Provided text:
Friday, 6 June 2014

Postcards from Hay!

                                                      Assistant Librarian, Alison Evans

The university and its library staff in particular, seem to have undertaken a mass exodus to the Hay Festival this year! Some were first time visitors, others were introducing their children to the festival, one was returning to work as a volunteer steward...and the primary motivation of others seemed to be the presence of Benedict Cumberbatch! We thought you'd like to hear what they all got up to, so here are a selection of 'postcards' from Hay...  
Helen Beale - Deputy Head of Library and Learning Resources
My initial observation of Hay this year – mud and a veritable rainbow of Hunter wellies – the highest concentration of Hunter wellies I have ever come across in one field!
Our first session Letters Live coincided with my 18 year old daughters’ first ever visit to Hay, what enticed her to join us this year? I’d like to say it was the literary element of the festival but no, it was the chance to see Benedict Cumberbatch live on stage! The queue for this event started early and was made up primarily of very enthusiastic young (and not so young) fans, some sporting rather interesting T shirts. One teenage fan tried (emphasis on tried) to engage Caitlin in conversation about her recently purchased Benedict Cumberbatch colouring book! This was a step too far for Caitlin though who went off in search of a hot drink.
Letters Live was inspired by To The Letter, by Simon Garfield and Letters of Note by Shaun Usher, to celebrate the dying art of letter writing. A group of performers read a selection of letters including the very touching letter written by explorer Robert Scott to his wife on knowing he was going to die on his Antarctic mission in 1912 and one from Elvis to President Nixon in 1970 asking if he could help the country’s fight against drug abuse.
On Saturday we went from the comic musing of the QI Elves, who knew so much lurked in beards, via Tom Hollander and Andrew Davies talking about the recently aired drama A Poet in New York, to a celebration of the poetry of Dylan Thomas with Rob Brydon and friends. Now looking forward to 2015!

What to do:
1. Answer these questions using the Hay Festival post:
(a) What was Helen Beale's initial observation of Hay this year?
(b) Which two books inspired Letters Live?
(c) Who talked about the drama A Poet in New York?
2. Summarize the Hay Festival post in two sentences.
3. Extract the passage of the Hay Festival post from "Friday, 6 June" up to and including "of 'postcards' from Hay...".

Items from a dataset
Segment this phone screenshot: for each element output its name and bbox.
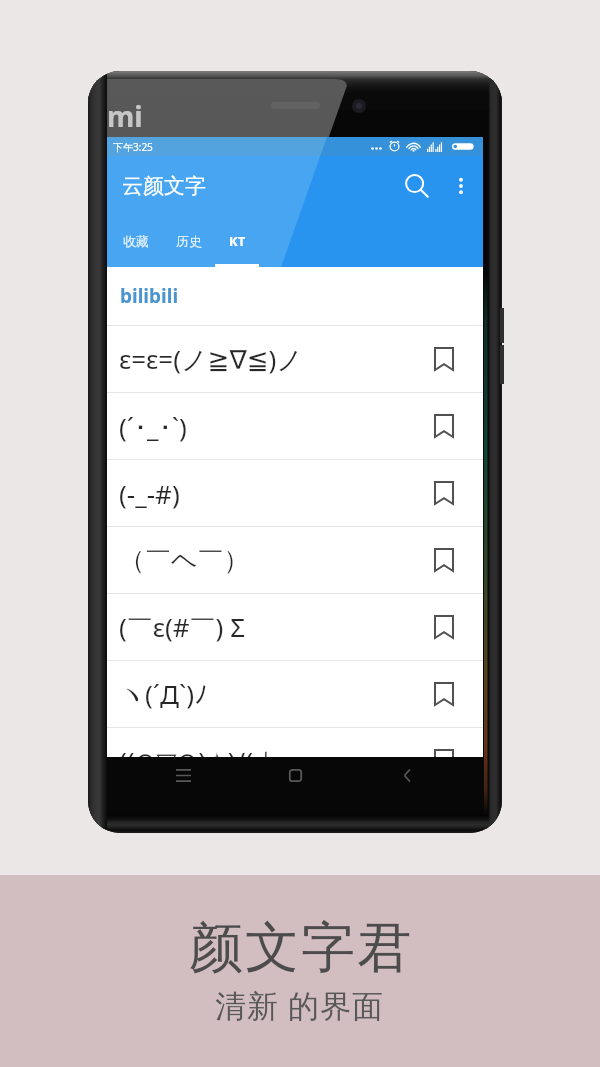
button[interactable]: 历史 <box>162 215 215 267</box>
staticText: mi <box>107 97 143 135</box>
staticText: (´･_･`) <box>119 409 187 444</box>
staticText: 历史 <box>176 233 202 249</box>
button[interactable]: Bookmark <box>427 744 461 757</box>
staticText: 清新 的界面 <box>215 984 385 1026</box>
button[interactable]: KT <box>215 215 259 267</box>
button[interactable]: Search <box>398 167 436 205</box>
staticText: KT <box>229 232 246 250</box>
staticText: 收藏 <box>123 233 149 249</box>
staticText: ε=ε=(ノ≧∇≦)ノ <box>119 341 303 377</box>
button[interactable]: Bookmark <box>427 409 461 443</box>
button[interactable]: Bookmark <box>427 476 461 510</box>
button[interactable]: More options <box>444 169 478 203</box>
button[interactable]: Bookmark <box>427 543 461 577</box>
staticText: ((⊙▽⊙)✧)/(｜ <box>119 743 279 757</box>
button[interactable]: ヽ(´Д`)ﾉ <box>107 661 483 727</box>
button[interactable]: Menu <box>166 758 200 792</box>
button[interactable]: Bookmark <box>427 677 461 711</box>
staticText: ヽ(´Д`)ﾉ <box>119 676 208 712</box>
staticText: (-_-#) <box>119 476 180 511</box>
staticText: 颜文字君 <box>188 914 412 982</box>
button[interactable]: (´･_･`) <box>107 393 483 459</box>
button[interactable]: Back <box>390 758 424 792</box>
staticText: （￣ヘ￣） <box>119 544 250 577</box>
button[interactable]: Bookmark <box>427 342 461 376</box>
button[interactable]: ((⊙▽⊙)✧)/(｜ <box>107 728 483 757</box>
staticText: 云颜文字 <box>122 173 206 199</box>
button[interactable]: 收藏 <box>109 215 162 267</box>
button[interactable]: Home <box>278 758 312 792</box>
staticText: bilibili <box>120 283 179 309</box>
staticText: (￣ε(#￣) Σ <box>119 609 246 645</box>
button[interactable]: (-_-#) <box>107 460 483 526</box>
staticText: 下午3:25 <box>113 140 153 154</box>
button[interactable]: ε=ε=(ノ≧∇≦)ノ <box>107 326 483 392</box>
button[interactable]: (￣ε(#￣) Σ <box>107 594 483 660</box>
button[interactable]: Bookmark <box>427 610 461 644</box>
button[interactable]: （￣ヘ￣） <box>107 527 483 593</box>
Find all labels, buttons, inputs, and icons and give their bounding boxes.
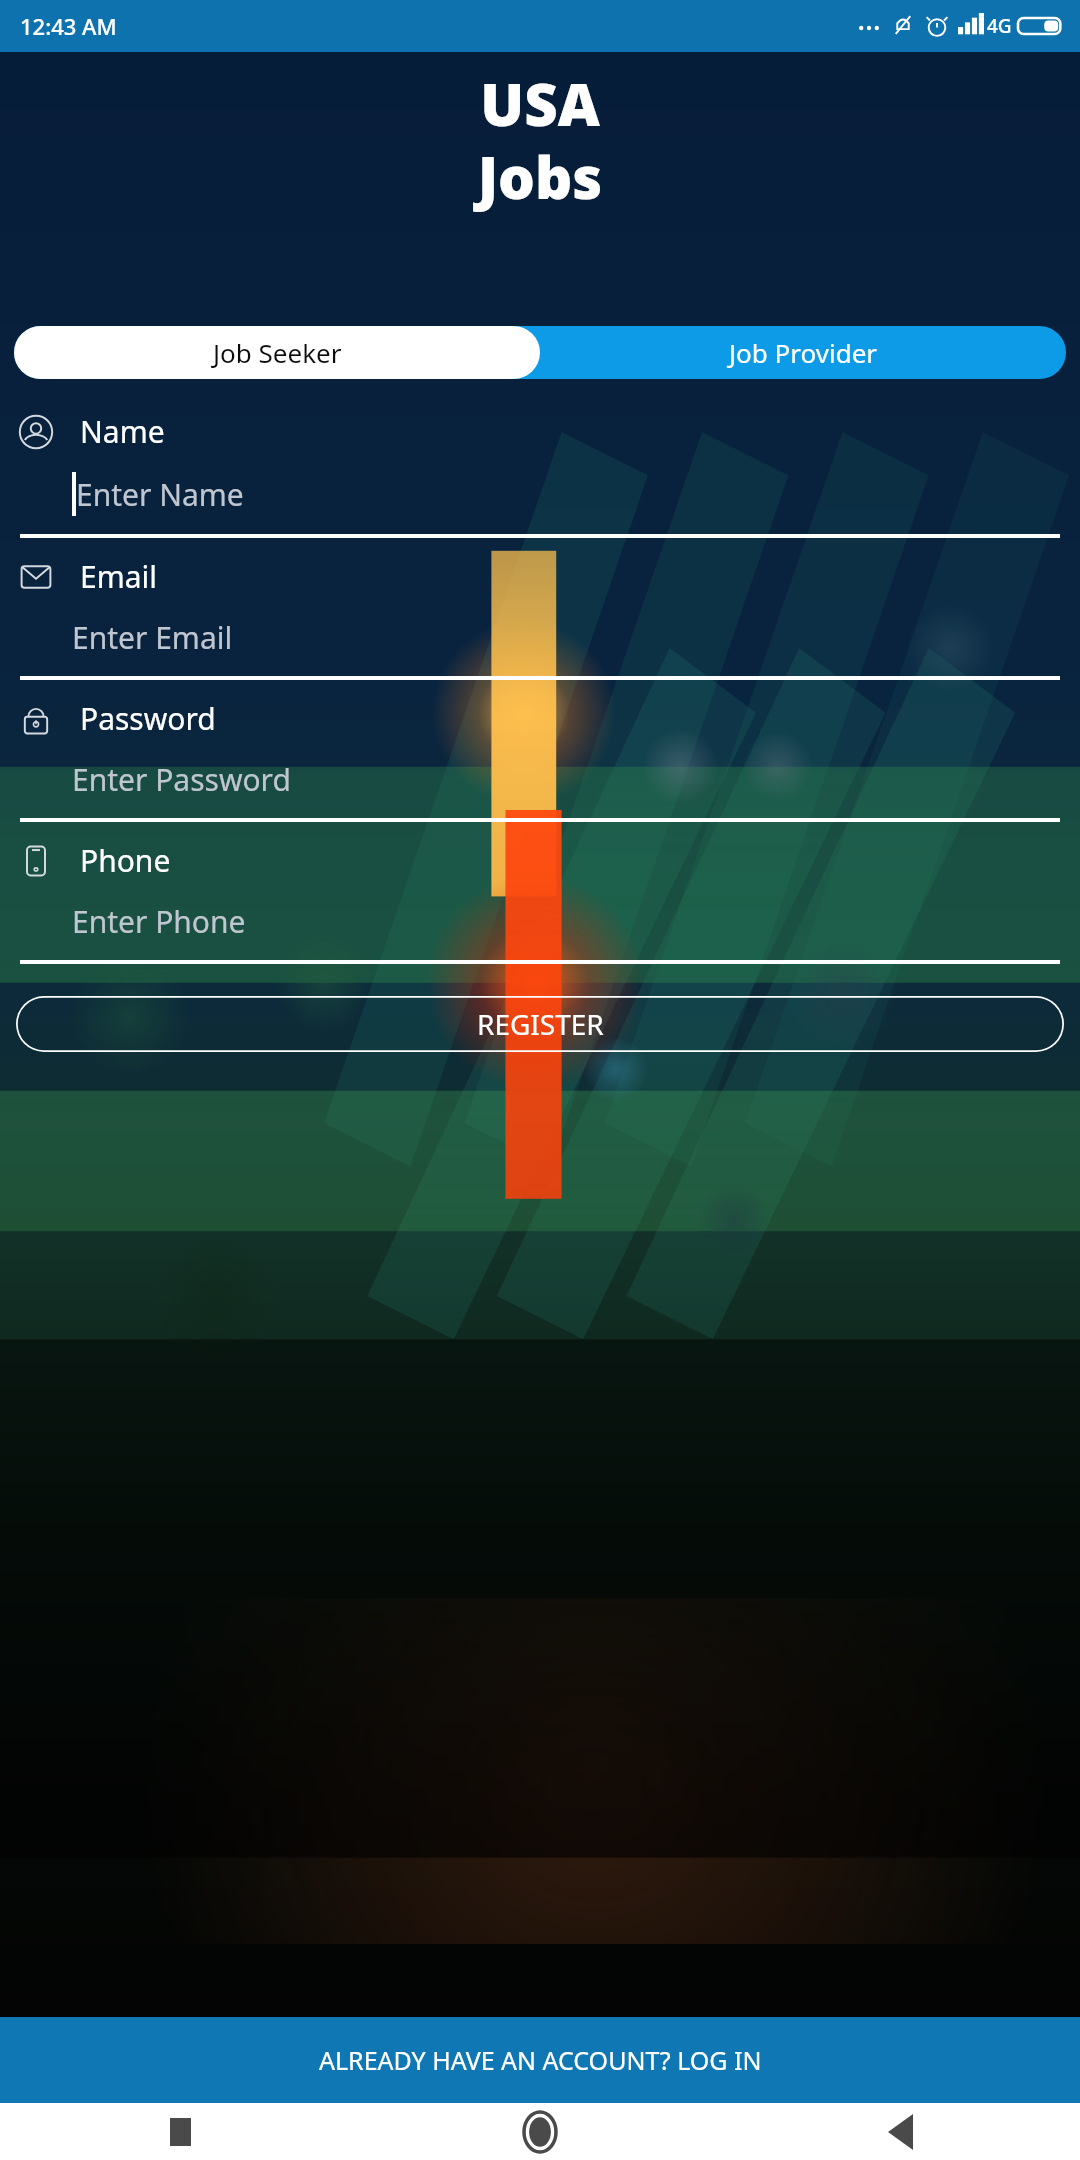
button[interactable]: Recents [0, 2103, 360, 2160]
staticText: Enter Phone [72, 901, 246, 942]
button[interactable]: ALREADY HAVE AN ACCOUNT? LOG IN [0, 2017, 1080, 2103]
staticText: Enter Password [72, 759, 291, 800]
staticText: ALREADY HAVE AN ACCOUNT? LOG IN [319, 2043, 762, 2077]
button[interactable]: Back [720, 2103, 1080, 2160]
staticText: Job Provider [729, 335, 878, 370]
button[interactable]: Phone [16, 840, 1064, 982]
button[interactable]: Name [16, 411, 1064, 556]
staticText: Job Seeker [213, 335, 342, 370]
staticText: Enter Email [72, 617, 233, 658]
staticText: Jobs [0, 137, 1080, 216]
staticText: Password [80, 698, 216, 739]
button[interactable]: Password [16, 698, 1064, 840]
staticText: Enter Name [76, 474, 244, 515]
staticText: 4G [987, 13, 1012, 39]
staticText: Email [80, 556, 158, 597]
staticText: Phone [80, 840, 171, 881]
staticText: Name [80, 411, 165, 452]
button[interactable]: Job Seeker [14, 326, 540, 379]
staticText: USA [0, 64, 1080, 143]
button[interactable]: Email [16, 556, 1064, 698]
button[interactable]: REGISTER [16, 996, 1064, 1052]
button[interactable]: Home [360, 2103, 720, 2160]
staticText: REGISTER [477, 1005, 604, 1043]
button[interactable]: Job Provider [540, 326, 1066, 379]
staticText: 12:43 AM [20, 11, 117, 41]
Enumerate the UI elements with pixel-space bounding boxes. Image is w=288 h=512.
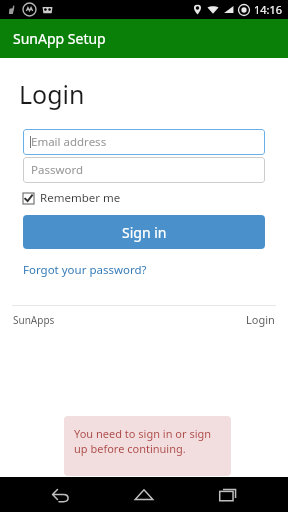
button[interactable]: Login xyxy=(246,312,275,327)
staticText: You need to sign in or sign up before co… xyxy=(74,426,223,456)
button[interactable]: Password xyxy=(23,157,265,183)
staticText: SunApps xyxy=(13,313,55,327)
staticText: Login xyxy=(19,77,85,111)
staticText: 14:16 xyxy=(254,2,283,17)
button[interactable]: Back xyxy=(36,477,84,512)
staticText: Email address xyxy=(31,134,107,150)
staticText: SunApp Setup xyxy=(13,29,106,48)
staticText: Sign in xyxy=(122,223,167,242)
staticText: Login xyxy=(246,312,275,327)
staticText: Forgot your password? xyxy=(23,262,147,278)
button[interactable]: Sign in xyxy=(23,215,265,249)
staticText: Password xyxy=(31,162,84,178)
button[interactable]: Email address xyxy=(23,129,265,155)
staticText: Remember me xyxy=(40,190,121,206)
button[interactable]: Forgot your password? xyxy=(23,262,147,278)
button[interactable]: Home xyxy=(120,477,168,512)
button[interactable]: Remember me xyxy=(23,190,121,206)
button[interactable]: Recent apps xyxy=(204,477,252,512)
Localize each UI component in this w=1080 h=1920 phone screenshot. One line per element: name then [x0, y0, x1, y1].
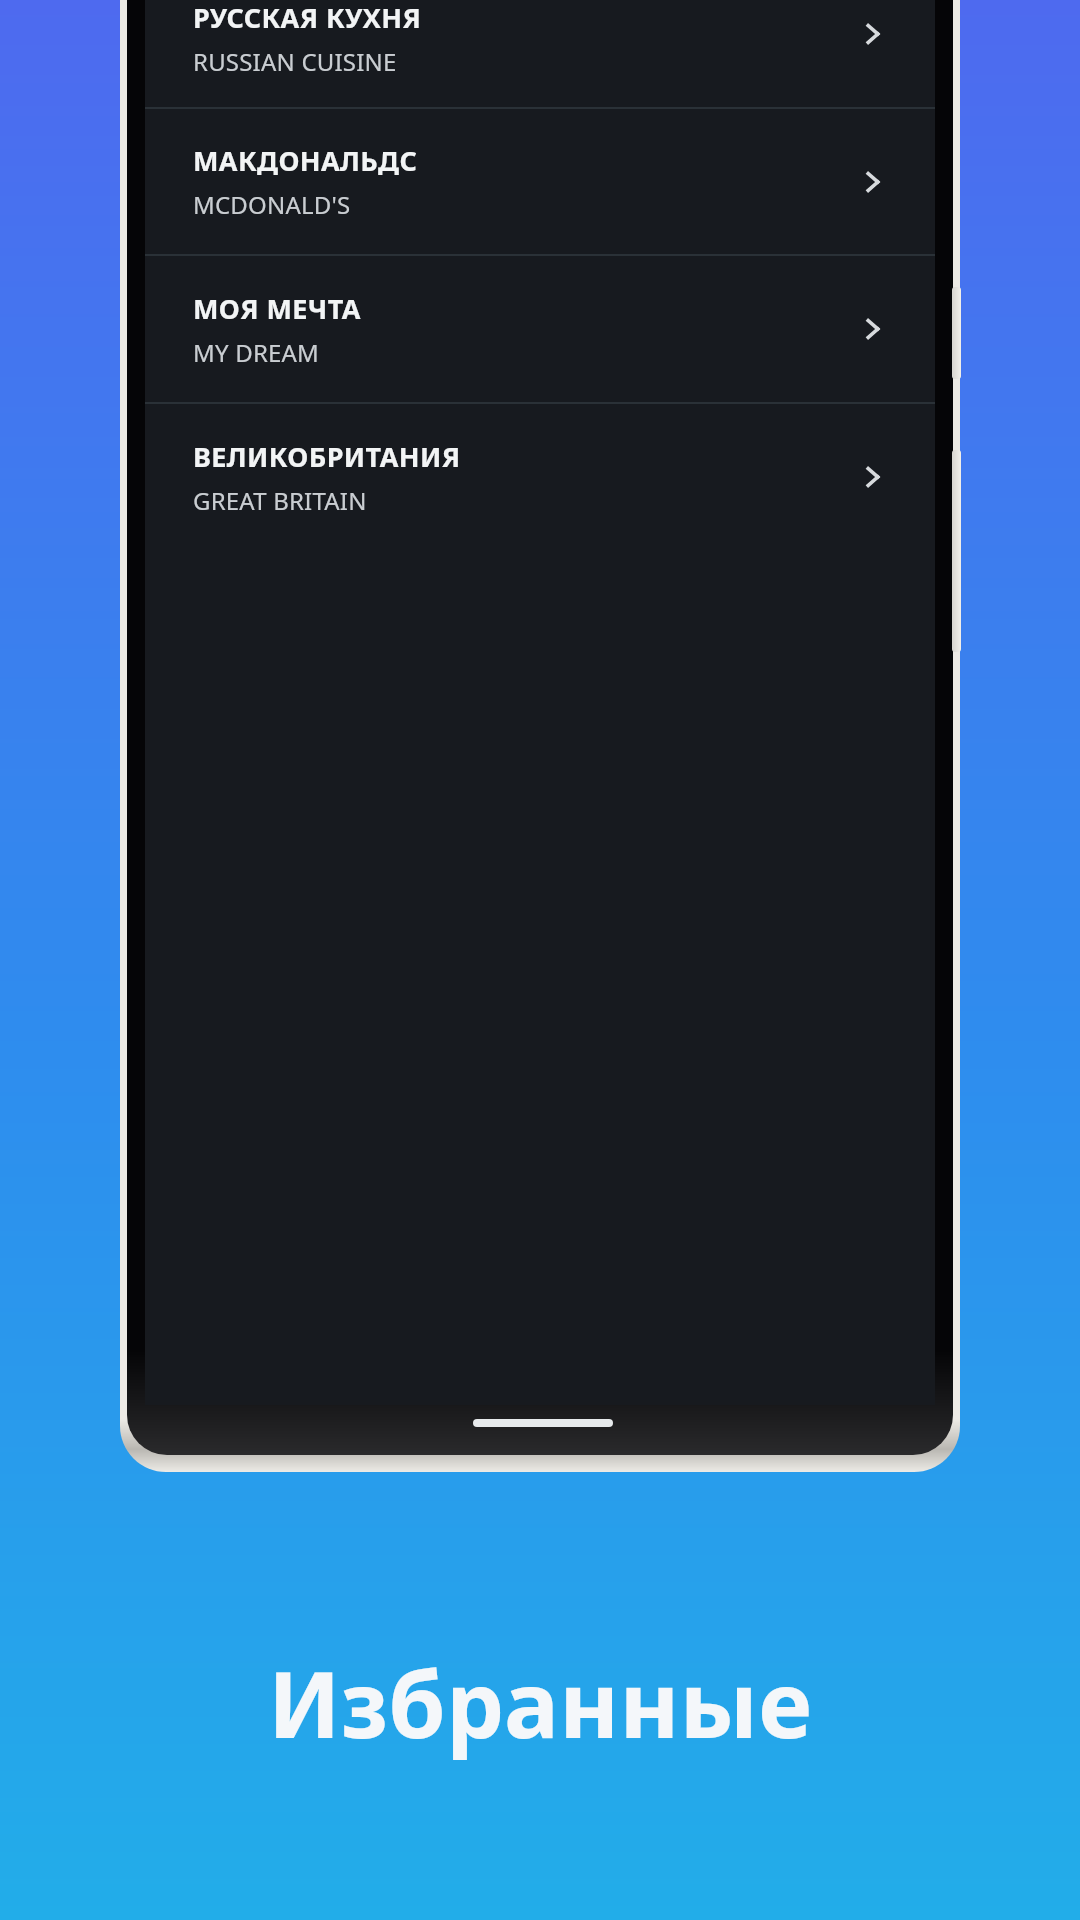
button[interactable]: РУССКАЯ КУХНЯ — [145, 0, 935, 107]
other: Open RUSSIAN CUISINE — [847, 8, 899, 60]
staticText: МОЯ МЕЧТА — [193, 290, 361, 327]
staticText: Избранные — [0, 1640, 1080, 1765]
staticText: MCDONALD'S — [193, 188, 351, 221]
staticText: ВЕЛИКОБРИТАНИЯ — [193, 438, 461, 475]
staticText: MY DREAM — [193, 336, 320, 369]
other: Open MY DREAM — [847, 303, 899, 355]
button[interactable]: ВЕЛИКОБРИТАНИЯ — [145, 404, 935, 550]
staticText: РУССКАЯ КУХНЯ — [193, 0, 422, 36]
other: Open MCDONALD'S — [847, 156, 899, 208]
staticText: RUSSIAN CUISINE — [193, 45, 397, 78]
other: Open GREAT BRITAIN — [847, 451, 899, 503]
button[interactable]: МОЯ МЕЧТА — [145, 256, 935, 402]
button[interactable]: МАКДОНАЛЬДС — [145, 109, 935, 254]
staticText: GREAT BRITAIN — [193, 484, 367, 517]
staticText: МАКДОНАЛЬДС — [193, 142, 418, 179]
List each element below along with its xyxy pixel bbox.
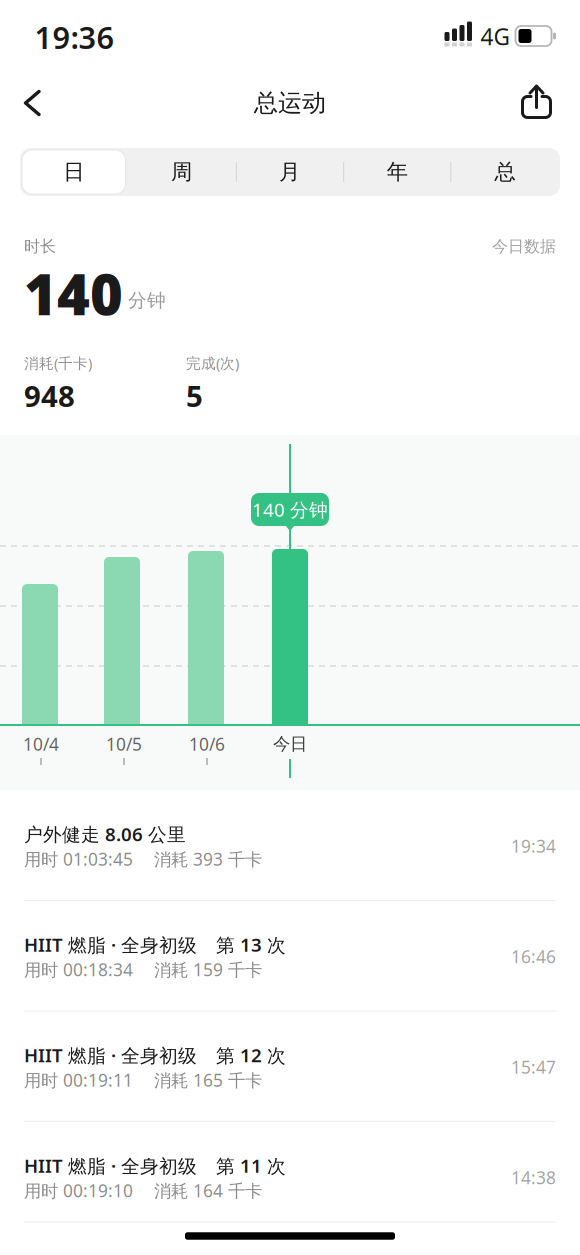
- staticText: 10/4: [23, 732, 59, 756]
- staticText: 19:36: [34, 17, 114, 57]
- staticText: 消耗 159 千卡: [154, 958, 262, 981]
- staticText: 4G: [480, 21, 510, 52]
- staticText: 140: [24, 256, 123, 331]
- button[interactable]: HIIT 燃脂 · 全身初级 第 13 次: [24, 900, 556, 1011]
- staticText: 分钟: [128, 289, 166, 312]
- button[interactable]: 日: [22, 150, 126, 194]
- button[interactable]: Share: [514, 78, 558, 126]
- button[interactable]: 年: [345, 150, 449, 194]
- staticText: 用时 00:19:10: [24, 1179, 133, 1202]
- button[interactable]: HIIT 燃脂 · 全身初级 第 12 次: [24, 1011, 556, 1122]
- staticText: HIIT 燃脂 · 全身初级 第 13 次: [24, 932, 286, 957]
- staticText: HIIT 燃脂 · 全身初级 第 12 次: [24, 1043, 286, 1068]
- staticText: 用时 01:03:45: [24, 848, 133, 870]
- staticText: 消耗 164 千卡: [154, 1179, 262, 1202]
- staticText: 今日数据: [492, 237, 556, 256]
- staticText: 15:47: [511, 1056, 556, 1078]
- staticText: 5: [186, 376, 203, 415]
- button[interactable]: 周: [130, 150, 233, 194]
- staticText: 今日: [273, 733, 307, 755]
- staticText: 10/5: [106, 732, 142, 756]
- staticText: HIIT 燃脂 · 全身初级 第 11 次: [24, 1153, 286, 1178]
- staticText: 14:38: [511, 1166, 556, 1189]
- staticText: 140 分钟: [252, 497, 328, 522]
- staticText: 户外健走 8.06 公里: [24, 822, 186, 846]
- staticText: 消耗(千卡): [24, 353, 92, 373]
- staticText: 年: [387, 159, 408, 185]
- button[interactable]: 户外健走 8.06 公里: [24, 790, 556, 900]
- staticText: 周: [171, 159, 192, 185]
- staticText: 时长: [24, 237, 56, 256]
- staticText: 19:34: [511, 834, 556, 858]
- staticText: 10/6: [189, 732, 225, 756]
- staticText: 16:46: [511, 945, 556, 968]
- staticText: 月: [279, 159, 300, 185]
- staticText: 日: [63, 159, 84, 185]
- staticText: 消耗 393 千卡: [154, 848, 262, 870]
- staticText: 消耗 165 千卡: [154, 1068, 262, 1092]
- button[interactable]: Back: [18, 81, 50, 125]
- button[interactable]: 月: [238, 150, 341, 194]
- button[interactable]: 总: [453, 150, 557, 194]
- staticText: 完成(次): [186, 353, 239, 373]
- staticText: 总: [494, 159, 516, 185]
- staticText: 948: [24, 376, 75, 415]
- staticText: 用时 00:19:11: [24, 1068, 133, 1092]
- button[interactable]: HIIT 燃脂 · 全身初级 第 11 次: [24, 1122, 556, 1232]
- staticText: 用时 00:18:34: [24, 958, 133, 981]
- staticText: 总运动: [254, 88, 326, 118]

Correct answers:
1.
(a) Mud and a veritable rainbow of Hunter wellies.
(b) To The Letter by Simon Garfield and Letters of Note by Shaun Usher.
(c) Tom Hollander and Andrew Davies.

2. Many of the university's library staff went to the Hay Festival this year, and the post shares a selection of "postcards" about what they did there. Helen Beale describes mud and Hunter wellies and a Letters Live session celebrating letter writing, which her daughter attended to see Benedict Cumberbatch, followed on Saturday by the QI Elves, Tom Hollander and Andrew Davies, and a Dylan Thomas poetry celebration with Rob Brydon and friends.

3.
Friday, 6 June 2014

Postcards from Hay!

                                                      Assistant Librarian, Alison Evans

The university and its library staff in particular, seem to have undertaken a mass exodus to the Hay Festival this year! Some were first time visitors, others were introducing their children to the festival, one was returning to work as a volunteer steward...and the primary motivation of others seemed to be the presence of Benedict Cumberbatch! We thought you'd like to hear what they all got up to, so here are a selection of 'postcards' from Hay...